◆ **Records provided**
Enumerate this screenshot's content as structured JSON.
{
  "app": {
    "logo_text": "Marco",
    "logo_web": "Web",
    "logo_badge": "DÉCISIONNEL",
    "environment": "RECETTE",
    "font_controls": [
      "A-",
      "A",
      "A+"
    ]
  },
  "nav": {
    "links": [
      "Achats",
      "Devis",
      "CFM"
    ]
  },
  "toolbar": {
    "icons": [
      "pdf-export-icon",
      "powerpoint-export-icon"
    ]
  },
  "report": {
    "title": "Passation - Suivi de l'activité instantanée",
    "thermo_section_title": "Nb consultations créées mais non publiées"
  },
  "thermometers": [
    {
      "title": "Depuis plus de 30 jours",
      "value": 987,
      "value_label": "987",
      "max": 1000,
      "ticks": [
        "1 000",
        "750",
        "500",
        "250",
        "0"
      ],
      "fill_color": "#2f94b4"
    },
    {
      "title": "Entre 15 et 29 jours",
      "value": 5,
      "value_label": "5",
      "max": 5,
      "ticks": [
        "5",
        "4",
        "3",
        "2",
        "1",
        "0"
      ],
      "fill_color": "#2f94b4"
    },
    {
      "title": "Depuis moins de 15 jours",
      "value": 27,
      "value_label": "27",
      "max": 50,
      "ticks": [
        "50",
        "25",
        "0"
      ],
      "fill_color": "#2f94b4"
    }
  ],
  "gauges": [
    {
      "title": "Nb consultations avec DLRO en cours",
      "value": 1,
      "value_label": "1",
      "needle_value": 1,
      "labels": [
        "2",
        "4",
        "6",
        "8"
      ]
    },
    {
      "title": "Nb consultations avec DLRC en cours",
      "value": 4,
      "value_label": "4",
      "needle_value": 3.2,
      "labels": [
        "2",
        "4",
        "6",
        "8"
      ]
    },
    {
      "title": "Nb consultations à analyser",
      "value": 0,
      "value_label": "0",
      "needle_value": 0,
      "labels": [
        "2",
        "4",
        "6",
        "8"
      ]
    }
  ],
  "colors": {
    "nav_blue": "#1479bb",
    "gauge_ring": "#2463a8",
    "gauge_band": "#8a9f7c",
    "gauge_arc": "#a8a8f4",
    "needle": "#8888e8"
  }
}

◆ **Required task**
Search the lines above for the string "jours" and copy each line that has it.

◆ **The output**
      "title": "Depuis plus de 30 jours",
      "title": "Entre 15 et 29 jours",
      "title": "Depuis moins de 15 jours",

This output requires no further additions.